***** Material provided

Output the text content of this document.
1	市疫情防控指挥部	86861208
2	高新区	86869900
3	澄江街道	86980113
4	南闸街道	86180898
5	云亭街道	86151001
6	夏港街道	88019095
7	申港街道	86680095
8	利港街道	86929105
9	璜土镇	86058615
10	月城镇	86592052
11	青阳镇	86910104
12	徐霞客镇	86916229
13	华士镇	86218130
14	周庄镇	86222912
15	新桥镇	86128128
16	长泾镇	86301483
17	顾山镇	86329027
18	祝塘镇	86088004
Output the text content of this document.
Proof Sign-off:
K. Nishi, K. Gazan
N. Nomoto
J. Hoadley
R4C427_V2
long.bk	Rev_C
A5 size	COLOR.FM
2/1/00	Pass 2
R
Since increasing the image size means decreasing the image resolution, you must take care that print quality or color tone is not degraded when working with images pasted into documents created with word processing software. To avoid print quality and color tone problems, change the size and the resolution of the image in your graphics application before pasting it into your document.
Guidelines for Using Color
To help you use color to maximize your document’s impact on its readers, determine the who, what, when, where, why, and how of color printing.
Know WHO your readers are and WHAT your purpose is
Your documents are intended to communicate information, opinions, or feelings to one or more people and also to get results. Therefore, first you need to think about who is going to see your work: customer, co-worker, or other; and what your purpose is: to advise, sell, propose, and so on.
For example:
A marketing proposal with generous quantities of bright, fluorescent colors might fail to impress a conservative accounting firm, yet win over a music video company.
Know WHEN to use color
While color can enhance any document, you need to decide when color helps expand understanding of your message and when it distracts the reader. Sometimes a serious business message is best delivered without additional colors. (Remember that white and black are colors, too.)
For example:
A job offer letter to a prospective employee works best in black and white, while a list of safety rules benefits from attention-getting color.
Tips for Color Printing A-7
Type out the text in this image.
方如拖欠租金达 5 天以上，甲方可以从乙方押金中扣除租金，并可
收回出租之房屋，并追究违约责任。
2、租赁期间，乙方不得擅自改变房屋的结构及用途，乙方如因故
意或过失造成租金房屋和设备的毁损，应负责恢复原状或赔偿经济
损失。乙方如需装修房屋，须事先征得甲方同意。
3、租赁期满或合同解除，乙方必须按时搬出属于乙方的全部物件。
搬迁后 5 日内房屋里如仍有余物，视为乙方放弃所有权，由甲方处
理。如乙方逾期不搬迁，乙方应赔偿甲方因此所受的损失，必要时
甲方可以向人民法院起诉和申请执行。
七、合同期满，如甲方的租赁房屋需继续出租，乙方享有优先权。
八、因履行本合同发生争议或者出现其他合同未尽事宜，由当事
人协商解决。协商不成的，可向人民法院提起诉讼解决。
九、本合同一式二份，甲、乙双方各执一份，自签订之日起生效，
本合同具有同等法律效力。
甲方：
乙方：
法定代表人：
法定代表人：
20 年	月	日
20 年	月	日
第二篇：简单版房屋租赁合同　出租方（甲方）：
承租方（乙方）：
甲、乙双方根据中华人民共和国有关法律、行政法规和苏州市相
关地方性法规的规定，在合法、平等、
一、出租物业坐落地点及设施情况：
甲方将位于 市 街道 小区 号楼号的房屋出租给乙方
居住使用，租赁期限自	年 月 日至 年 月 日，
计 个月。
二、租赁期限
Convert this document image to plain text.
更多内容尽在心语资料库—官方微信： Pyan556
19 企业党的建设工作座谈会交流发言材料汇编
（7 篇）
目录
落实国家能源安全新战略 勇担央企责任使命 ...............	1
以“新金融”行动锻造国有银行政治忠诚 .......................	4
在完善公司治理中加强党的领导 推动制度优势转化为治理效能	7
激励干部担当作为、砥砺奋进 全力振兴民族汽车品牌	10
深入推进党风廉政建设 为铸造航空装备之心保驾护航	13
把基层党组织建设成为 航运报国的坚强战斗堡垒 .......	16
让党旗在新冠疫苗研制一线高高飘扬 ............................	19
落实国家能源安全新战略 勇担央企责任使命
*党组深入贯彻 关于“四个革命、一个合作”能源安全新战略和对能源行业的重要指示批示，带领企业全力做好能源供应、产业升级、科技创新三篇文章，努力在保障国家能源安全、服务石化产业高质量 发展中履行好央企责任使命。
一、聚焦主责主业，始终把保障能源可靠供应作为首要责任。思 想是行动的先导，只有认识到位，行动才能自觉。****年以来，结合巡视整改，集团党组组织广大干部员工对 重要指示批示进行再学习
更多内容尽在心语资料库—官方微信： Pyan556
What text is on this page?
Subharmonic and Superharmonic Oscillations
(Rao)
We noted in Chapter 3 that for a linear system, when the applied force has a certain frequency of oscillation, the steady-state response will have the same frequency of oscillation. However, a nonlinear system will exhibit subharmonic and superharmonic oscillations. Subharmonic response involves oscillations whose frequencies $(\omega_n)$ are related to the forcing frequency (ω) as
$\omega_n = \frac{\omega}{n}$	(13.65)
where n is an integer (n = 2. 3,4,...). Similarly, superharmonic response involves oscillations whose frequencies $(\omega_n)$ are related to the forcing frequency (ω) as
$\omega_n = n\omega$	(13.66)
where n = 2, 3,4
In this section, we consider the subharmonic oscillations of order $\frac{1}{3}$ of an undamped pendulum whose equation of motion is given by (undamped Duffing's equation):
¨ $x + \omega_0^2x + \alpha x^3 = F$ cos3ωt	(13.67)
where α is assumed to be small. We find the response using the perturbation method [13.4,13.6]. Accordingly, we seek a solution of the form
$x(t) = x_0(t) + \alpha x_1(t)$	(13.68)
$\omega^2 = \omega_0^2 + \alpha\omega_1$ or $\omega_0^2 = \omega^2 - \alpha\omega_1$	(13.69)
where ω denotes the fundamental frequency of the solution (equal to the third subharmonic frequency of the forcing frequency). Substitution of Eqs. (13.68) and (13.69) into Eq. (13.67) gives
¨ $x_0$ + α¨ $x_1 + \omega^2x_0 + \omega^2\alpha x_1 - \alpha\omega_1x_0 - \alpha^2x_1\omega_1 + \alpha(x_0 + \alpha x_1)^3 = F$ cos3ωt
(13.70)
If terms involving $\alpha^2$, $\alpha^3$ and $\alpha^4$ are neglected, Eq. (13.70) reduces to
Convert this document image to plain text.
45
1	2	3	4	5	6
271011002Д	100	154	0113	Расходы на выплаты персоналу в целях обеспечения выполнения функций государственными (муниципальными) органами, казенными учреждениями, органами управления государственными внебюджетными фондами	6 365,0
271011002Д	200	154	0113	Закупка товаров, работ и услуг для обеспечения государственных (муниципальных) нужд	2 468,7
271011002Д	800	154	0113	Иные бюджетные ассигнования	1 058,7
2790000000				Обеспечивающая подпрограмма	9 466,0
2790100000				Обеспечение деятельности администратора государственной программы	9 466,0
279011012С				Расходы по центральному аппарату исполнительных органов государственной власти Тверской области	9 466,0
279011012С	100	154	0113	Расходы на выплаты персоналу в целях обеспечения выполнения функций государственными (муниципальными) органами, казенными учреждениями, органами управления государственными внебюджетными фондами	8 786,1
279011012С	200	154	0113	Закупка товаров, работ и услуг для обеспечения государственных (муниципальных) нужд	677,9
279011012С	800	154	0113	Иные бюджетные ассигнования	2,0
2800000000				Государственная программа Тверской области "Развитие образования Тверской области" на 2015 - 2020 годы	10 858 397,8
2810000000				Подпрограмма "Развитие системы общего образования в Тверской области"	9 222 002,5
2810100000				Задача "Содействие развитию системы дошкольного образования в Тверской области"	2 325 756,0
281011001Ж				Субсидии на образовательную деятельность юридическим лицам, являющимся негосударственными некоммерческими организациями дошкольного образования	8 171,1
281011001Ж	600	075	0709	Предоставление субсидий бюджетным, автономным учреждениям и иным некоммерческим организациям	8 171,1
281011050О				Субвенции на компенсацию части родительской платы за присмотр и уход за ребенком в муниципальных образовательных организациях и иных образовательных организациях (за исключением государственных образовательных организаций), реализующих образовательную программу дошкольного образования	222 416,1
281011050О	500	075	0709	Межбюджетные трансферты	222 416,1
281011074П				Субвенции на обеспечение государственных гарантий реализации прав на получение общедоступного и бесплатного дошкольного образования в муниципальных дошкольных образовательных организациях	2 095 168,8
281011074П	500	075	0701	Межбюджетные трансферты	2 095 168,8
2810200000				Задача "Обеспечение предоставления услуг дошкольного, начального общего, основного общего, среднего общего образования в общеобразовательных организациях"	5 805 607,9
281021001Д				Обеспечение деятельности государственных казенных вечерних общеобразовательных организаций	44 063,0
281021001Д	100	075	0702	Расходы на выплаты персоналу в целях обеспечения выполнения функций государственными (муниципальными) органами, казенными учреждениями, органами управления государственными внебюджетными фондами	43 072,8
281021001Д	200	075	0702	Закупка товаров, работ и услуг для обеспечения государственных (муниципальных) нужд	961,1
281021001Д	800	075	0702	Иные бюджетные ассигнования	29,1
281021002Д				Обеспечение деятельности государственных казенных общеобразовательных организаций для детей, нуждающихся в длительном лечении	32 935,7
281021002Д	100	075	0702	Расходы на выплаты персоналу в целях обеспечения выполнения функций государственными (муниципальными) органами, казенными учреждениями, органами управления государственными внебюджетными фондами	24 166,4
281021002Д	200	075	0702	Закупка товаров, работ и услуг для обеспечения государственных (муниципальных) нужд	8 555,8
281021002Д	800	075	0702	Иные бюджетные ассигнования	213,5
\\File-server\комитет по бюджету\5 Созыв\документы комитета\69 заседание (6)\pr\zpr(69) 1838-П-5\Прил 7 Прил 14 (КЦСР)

**********

## Instruction
Determine how many of the lines above hold the word "into", and output that number by itself.

## Complete answer
2